*Challenge:* Locate every line in the records below that contains the word "this", and copy each one.

*Records for the task:*
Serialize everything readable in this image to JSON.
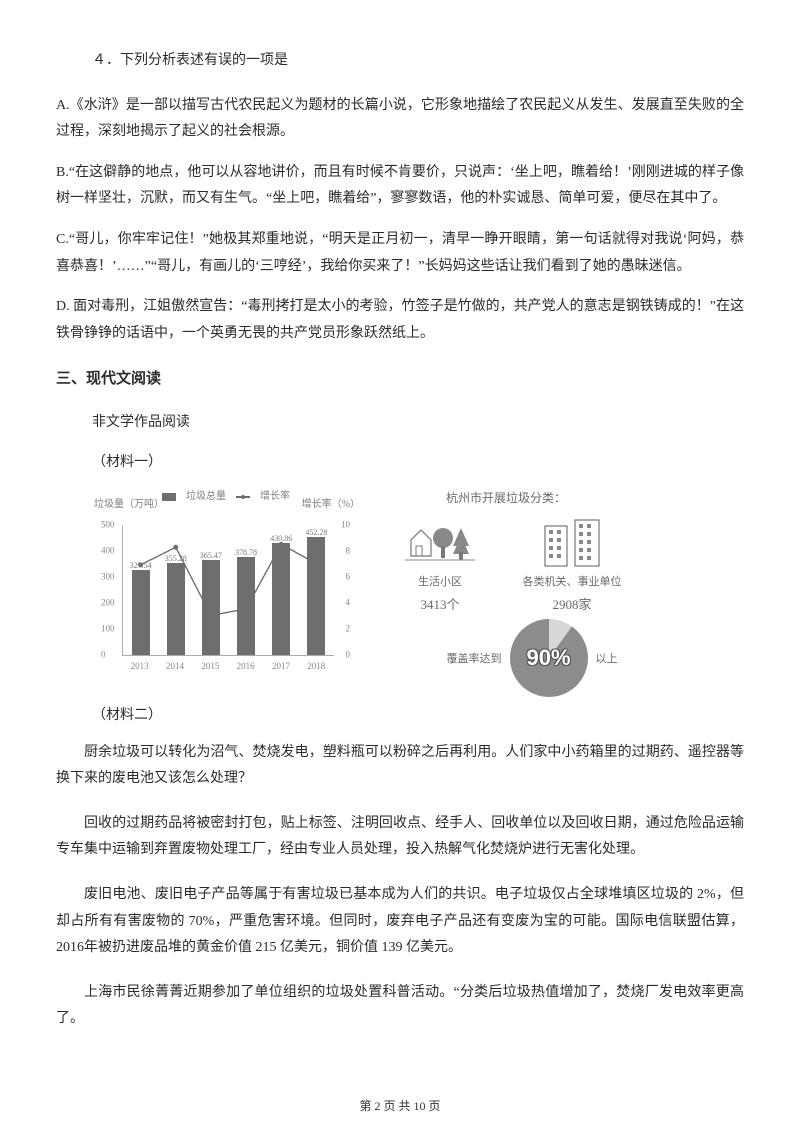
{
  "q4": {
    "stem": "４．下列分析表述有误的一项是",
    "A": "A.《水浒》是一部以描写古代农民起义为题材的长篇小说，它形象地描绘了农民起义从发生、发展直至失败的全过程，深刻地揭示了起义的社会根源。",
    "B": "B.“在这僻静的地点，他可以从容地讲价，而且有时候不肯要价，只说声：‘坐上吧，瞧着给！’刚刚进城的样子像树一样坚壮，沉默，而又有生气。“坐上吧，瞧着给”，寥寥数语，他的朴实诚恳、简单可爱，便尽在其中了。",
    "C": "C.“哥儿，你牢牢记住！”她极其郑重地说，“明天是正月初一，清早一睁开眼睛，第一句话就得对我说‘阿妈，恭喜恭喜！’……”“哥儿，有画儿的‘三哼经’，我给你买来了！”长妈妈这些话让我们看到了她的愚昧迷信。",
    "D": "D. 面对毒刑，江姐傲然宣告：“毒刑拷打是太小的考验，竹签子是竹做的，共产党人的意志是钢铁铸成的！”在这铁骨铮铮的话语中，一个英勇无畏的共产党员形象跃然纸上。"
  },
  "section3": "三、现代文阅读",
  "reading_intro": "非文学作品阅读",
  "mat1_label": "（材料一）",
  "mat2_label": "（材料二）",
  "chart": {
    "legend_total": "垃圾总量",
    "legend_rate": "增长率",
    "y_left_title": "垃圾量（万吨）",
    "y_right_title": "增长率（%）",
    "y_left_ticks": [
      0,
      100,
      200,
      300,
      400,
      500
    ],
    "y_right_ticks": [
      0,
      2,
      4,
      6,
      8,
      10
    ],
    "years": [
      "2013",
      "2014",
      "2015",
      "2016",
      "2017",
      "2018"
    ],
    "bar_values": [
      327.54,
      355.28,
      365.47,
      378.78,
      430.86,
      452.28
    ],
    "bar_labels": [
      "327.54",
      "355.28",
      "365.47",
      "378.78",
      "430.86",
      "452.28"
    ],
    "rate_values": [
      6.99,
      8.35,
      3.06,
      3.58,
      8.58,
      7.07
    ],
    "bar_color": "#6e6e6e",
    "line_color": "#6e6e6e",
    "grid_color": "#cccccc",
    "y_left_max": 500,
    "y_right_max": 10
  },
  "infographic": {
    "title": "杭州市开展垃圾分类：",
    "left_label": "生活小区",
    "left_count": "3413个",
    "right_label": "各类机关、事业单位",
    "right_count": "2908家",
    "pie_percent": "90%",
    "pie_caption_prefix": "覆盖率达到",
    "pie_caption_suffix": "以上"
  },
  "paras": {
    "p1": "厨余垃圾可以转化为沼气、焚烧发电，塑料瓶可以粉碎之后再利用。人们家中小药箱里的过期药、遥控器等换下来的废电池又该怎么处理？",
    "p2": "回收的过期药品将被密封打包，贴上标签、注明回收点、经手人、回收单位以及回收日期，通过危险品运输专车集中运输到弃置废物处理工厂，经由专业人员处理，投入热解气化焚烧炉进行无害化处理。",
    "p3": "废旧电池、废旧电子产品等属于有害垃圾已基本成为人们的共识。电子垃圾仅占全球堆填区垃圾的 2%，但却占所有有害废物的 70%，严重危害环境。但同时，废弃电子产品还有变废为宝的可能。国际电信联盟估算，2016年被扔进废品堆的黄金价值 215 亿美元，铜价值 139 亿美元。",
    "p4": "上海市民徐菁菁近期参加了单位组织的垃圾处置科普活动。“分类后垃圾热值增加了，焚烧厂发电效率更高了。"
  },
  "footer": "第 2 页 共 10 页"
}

...

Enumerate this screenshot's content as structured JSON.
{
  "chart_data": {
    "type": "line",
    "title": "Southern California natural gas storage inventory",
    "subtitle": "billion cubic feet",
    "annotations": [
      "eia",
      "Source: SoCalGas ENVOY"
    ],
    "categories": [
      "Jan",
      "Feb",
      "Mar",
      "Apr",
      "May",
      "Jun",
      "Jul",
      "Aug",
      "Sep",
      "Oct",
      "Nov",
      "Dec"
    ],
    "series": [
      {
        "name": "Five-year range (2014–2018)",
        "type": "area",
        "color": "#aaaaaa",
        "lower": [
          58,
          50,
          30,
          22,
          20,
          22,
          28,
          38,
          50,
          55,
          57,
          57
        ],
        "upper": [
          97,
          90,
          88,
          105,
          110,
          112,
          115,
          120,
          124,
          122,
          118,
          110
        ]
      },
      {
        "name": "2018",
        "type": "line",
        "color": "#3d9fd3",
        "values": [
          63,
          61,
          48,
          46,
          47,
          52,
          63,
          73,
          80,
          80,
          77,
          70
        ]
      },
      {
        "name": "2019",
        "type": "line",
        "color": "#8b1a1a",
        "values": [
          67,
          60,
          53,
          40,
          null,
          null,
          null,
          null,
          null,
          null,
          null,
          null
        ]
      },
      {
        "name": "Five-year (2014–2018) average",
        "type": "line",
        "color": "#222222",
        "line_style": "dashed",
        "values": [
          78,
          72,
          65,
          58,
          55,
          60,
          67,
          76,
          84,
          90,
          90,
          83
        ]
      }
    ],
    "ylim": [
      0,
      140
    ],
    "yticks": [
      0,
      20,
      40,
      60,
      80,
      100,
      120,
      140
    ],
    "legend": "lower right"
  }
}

*Exercise result:*
Serialize everything readable in this image to JSON.
Enumerate this screenshot's content as structured JSON.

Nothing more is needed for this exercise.